** Begin Records for the task **

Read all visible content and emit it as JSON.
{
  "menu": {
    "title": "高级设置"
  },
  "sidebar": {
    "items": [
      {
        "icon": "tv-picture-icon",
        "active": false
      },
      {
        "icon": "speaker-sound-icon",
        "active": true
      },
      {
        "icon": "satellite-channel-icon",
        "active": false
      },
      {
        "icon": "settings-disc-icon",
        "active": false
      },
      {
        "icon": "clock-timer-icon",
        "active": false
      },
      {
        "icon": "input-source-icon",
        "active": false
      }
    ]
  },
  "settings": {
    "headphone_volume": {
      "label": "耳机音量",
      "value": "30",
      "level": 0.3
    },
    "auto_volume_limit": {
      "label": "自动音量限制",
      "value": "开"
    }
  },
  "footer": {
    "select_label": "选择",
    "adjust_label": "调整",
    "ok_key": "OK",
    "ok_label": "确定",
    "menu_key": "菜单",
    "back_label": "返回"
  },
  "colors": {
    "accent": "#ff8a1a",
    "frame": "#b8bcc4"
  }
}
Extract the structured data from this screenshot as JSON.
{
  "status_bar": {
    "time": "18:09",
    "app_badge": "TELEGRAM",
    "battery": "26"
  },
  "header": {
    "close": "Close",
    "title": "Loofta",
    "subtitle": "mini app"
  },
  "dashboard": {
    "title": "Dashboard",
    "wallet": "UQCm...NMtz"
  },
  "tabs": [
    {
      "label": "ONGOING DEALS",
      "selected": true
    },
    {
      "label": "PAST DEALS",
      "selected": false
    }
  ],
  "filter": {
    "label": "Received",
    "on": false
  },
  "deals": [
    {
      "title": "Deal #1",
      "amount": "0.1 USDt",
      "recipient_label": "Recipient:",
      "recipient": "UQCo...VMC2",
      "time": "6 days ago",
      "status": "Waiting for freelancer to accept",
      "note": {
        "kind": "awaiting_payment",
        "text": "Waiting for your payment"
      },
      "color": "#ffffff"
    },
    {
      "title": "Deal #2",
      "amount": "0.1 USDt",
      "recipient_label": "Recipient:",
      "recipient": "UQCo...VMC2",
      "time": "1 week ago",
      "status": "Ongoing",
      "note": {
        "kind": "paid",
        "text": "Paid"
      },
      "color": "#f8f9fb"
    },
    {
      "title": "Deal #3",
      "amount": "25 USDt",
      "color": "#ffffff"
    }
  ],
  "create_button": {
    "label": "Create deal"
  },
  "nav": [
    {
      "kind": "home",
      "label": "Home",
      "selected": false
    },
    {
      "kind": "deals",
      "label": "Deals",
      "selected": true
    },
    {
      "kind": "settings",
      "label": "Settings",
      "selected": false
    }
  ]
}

** End Records for the task **

▸ What you should do
Your task is to print all of the records exactly.

▸ Response
Read all visible content and emit it as JSON.
{
  "menu": {
    "title": "高级设置"
  },
  "sidebar": {
    "items": [
      {
        "icon": "tv-picture-icon",
        "active": false
      },
      {
        "icon": "speaker-sound-icon",
        "active": true
      },
      {
        "icon": "satellite-channel-icon",
        "active": false
      },
      {
        "icon": "settings-disc-icon",
        "active": false
      },
      {
        "icon": "clock-timer-icon",
        "active": false
      },
      {
        "icon": "input-source-icon",
        "active": false
      }
    ]
  },
  "settings": {
    "headphone_volume": {
      "label": "耳机音量",
      "value": "30",
      "level": 0.3
    },
    "auto_volume_limit": {
      "label": "自动音量限制",
      "value": "开"
    }
  },
  "footer": {
    "select_label": "选择",
    "adjust_label": "调整",
    "ok_key": "OK",
    "ok_label": "确定",
    "menu_key": "菜单",
    "back_label": "返回"
  },
  "colors": {
    "accent": "#ff8a1a",
    "frame": "#b8bcc4"
  }
}
Extract the structured data from this screenshot as JSON.
{
  "status_bar": {
    "time": "18:09",
    "app_badge": "TELEGRAM",
    "battery": "26"
  },
  "header": {
    "close": "Close",
    "title": "Loofta",
    "subtitle": "mini app"
  },
  "dashboard": {
    "title": "Dashboard",
    "wallet": "UQCm...NMtz"
  },
  "tabs": [
    {
      "label": "ONGOING DEALS",
      "selected": true
    },
    {
      "label": "PAST DEALS",
      "selected": false
    }
  ],
  "filter": {
    "label": "Received",
    "on": false
  },
  "deals": [
    {
      "title": "Deal #1",
      "amount": "0.1 USDt",
      "recipient_label": "Recipient:",
      "recipient": "UQCo...VMC2",
      "time": "6 days ago",
      "status": "Waiting for freelancer to accept",
      "note": {
        "kind": "awaiting_payment",
        "text": "Waiting for your payment"
      },
      "color": "#ffffff"
    },
    {
      "title": "Deal #2",
      "amount": "0.1 USDt",
      "recipient_label": "Recipient:",
      "recipient": "UQCo...VMC2",
      "time": "1 week ago",
      "status": "Ongoing",
      "note": {
        "kind": "paid",
        "text": "Paid"
      },
      "color": "#f8f9fb"
    },
    {
      "title": "Deal #3",
      "amount": "25 USDt",
      "color": "#ffffff"
    }
  ],
  "create_button": {
    "label": "Create deal"
  },
  "nav": [
    {
      "kind": "home",
      "label": "Home",
      "selected": false
    },
    {
      "kind": "deals",
      "label": "Deals",
      "selected": true
    },
    {
      "kind": "settings",
      "label": "Settings",
      "selected": false
    }
  ]
}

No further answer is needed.